* [PROBLEM DESCRIPTION]: Write out all of the data without omission, exactly as shown.

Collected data
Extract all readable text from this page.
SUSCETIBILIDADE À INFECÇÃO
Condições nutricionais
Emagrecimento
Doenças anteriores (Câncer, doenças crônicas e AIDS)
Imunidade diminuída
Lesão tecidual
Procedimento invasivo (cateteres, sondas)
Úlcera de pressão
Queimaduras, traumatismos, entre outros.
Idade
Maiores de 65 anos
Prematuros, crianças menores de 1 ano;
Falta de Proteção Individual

* [RESULT]:
Extract all readable text from this page.
SUSCETIBILIDADE À INFECÇÃO
Condições nutricionais
Emagrecimento
Doenças anteriores (Câncer, doenças crônicas e AIDS)
Imunidade diminuída
Lesão tecidual
Procedimento invasivo (cateteres, sondas)
Úlcera de pressão
Queimaduras, traumatismos, entre outros.
Idade
Maiores de 65 anos
Prematuros, crianças menores de 1 ano;
Falta de Proteção Individual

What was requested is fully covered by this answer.